• Problem to solve: Single out the lines that include the word "values". Copy them.

────────────────────────────────────────

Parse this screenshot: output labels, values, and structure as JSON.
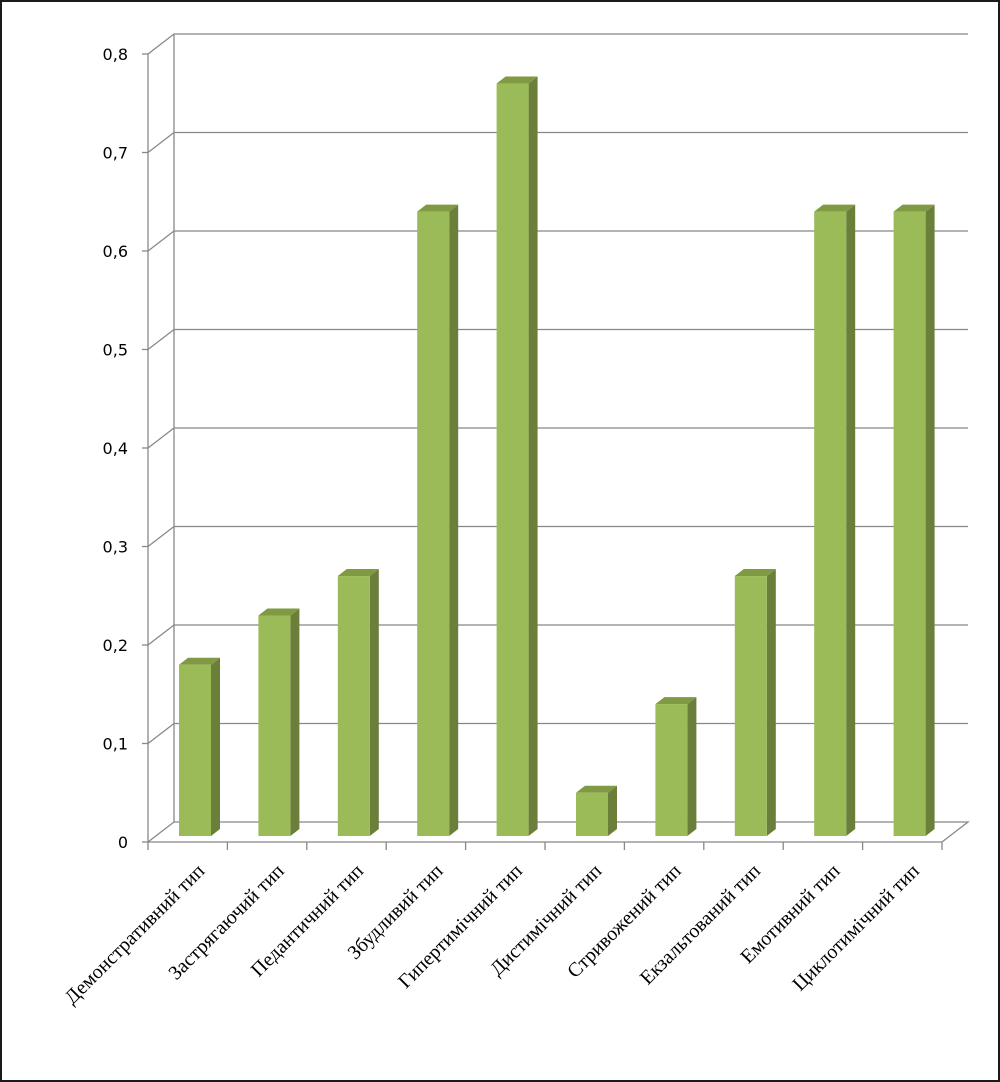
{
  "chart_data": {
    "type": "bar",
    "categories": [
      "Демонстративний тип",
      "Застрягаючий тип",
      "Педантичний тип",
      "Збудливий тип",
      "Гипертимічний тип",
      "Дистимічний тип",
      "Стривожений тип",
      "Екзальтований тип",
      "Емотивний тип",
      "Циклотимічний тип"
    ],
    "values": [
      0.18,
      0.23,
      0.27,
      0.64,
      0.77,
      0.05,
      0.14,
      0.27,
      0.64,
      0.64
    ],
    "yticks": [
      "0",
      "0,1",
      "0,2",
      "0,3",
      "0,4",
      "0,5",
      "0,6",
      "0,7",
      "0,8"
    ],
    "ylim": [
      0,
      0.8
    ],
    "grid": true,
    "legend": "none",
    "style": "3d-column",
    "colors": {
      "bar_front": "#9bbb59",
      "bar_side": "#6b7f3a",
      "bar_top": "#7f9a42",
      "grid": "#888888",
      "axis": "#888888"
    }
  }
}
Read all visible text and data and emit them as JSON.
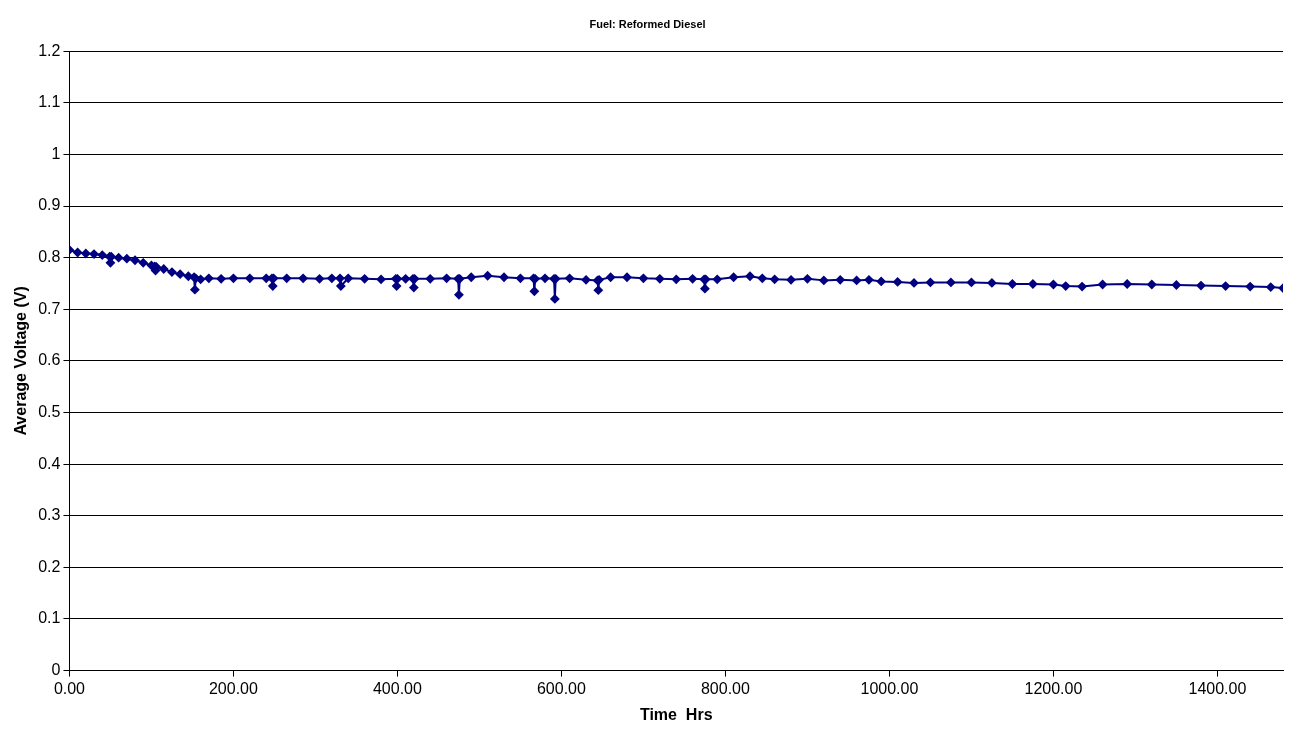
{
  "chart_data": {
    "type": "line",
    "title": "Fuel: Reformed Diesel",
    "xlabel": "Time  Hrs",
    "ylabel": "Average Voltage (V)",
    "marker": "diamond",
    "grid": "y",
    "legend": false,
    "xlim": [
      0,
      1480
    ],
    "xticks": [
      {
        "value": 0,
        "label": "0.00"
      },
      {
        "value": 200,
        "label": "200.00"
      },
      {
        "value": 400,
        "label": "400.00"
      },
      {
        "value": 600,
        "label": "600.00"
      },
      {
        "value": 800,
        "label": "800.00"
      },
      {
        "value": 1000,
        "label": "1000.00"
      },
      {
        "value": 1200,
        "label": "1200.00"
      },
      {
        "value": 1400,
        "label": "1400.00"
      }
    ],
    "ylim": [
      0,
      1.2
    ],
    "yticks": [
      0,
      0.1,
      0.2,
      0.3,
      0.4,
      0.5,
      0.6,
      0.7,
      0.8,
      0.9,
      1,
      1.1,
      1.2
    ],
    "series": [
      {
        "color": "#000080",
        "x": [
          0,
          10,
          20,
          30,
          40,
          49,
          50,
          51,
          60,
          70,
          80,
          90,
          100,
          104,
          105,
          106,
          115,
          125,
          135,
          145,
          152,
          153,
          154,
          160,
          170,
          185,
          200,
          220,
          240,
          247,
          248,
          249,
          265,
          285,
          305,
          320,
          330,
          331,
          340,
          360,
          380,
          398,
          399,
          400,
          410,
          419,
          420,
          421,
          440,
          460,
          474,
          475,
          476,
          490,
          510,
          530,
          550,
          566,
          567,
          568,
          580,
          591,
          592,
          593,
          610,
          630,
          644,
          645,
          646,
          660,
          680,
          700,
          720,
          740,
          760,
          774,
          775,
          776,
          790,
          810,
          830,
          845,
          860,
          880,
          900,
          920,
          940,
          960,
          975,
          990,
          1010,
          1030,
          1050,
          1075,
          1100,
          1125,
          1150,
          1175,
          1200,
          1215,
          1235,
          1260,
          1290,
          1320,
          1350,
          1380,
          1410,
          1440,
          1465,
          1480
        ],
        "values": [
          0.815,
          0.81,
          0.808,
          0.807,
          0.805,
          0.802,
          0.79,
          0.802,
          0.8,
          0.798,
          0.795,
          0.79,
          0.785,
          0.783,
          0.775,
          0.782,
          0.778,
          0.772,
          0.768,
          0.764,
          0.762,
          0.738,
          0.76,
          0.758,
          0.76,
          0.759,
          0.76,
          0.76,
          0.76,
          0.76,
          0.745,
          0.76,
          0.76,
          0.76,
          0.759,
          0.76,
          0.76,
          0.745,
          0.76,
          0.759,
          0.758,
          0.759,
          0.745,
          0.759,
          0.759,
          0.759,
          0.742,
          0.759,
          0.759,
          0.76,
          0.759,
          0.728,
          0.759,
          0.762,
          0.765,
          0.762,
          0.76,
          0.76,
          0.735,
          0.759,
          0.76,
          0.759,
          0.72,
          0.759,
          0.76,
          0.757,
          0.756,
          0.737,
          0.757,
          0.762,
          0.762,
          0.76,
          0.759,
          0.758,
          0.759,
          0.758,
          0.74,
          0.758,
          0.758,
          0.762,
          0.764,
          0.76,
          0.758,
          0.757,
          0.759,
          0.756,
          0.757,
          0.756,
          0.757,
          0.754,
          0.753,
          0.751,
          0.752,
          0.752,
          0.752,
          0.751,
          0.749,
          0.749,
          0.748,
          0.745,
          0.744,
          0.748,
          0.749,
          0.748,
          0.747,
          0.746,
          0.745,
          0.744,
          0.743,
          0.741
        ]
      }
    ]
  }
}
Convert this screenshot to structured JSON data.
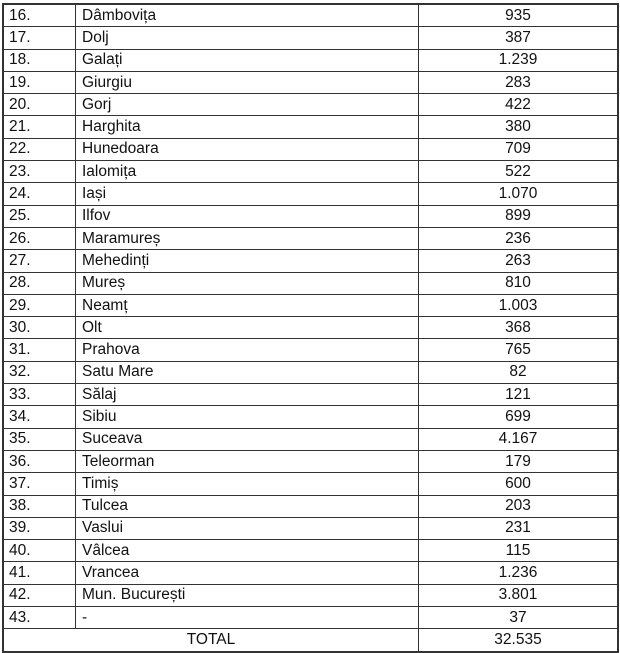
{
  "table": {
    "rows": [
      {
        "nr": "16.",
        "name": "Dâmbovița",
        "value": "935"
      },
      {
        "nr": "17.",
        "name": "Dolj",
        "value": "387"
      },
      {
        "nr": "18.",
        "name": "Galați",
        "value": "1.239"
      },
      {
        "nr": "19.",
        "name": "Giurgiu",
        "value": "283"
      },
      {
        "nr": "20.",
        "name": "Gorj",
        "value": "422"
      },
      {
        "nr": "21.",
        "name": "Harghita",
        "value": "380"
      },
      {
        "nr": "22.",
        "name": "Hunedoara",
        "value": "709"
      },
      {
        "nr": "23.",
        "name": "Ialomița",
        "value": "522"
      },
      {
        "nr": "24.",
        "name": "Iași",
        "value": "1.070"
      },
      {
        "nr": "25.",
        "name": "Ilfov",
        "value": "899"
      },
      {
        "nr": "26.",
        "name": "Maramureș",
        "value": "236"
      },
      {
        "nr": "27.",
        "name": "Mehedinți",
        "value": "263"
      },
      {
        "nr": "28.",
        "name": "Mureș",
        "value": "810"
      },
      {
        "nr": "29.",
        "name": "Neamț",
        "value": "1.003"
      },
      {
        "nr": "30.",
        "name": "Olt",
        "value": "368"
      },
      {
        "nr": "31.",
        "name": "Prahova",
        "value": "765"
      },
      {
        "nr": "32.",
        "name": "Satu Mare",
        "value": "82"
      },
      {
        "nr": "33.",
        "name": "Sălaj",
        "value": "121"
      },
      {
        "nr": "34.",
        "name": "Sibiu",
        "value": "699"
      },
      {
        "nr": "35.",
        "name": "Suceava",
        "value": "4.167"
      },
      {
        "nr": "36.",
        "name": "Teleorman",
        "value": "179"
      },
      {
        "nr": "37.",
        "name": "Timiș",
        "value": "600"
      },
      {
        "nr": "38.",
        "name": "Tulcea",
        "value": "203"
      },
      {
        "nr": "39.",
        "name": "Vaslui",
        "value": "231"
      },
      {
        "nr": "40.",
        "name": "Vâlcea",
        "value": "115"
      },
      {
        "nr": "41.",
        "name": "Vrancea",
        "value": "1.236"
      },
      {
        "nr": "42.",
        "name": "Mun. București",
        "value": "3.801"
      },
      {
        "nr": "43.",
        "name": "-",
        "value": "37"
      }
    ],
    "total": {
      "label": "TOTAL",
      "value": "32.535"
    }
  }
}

────────────────────────────────────────

• Result of this exercise:
Parse this screenshot: output labels, values, and structure as JSON.
    "values": [
        "values": [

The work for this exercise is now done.